Bereitgestellter Text:
-----
Damit Teilzeitarbeit im ärztlichen Beruf langfristig funktioniert, braucht es ein Zusammenspiel verschiedener Faktoren. Zunächst ist eine klare Kommunikation mit Vorgesetzten, Kolleginnen und Kollegen sowie dem Dienstplanmanagement unerlässlich. Wer transparent über seine Arbeitszeiten, Verfügbarkeiten und Belastungsgrenzen spricht, schafft Vertrauen und minimiert Konflikte.
Ebenso wichtig ist eine präzise Aufgabenverteilung, damit Ärztinnen und Ärzte in Teilzeit nicht über ihre Kapazitäten hinaus belastet werden. Es sollte klar definiert sein, welche Verantwortlichkeiten und Rollen übernommen werden und welche nicht.
Ein weiterer Erfolgsfaktor liegt in der realistischen Planung von Dienstzeiten und Aufgaben. Gerade in Kliniken mit hoher Arbeitsdichte müssen Teilzeitmodelle bewusst geplant werden, etwa durch flexible Schichtplanung oder geteilte Dienste.
Gleichzeitig ist es wichtig, dass Leistung nicht ausschließlich über die Präsenzzeit bewertet wird. Auch wer nur 60 oder 70 Prozent arbeitet, kann hochwertige medizinische Arbeit leisten, wenn die Struktur passt.
Langfristig erfolgreiche Teilzeitkarrieren zeichnen sich obendrein durch gegenseitige Wertschätzung im Team aus. Wenn Kolleginnen und Kollegen verstehen, dass reduzierte Arbeitszeit nicht mit geringerem Engagement gleichzusetzen ist, entsteht ein Klima, in dem sich alle aufeinander verlassen können.
-----
Daten zur Erkennung des Dokumentlayouts

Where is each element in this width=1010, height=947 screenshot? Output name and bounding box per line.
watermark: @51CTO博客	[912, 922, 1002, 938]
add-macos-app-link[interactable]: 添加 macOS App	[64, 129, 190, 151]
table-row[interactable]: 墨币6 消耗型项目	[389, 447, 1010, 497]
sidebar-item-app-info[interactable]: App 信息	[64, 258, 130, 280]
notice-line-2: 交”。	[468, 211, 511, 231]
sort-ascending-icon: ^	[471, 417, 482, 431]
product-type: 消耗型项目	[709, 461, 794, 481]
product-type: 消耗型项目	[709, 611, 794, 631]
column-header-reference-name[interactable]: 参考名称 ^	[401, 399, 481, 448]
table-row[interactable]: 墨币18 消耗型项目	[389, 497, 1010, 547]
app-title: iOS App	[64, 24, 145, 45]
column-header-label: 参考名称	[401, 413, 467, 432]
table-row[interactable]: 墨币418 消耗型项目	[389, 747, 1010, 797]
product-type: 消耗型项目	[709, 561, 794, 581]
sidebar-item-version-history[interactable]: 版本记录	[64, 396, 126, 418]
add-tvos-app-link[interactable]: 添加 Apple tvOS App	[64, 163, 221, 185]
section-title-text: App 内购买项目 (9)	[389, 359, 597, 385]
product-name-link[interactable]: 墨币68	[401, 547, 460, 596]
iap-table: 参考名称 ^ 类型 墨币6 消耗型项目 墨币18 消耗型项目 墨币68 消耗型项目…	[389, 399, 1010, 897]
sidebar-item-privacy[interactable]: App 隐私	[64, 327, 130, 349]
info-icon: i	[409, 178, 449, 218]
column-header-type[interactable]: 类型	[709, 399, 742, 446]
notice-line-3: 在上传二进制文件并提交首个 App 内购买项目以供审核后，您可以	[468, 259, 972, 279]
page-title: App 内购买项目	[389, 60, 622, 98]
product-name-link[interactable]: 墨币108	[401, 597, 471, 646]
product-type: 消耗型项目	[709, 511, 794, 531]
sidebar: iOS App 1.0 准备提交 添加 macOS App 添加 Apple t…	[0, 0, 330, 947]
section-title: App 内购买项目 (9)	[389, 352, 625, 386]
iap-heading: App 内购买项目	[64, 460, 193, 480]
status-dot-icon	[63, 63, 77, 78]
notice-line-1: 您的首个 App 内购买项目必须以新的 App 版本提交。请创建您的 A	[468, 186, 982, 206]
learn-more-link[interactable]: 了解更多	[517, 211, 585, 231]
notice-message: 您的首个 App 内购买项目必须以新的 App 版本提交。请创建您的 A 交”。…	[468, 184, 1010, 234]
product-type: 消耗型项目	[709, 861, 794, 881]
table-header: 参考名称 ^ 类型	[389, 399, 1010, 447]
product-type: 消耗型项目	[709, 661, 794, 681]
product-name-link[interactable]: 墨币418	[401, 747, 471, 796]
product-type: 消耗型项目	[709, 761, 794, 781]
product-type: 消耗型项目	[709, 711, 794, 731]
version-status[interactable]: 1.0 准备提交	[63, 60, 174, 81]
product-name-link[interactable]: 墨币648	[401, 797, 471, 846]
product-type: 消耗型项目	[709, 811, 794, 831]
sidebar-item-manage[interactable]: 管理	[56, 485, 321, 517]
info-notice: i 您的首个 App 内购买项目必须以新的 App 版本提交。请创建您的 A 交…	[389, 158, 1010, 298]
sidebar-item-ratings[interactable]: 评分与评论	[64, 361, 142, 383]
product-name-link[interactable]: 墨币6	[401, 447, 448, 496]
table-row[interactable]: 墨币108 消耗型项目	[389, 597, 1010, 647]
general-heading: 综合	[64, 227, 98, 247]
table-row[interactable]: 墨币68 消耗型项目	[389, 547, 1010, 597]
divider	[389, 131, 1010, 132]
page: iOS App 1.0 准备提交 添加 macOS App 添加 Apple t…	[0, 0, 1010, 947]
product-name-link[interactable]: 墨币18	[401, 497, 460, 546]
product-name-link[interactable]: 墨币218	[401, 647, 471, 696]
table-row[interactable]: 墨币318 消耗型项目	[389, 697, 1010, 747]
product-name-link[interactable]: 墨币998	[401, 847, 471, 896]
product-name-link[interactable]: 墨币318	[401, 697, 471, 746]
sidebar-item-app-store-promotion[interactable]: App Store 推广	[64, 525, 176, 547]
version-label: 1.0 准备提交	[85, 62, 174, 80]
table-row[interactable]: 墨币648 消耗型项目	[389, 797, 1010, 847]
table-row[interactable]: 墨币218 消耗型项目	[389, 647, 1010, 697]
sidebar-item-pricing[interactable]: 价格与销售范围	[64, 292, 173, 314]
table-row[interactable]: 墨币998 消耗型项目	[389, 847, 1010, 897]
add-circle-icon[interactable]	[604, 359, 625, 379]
-----
Aufgaben:
• A. Welche Arbeitsanteile nennt der Text über Teilzeit im Arztberuf als Beispiel dafür, dass dennoch hochwertige medizinische Arbeit möglich ist?
• B. Fasse den Absatz aus dem Text über Teilzeit im Arztberuf, der mit „Ein weiterer Erfolgsfaktor“ beginnt, als Stichpunktliste zusammen.
• C. Übersetze den Satz „Es sollte klar definiert sein, welche Verantwortlichkeiten und Rollen übernommen werden und welche nicht.“ aus dem Text über Teilzeit im Arztberuf ins Englische.
Die Einträge stammen aus einer anderen Quelle.

Nummerierte Antworten:
• A. 60 oder 70 Prozent.

• B.
- Ein weiterer Erfolgsfaktor ist die realistische Planung von Dienstzeiten und Aufgaben.
- In Kliniken mit hoher Arbeitsdichte müssen Teilzeitmodelle bewusst geplant werden.
- Beispiele dafür sind flexible Schichtplanung oder geteilte Dienste.

• C. It should be clearly defined which responsibilities and roles are taken on and which are not.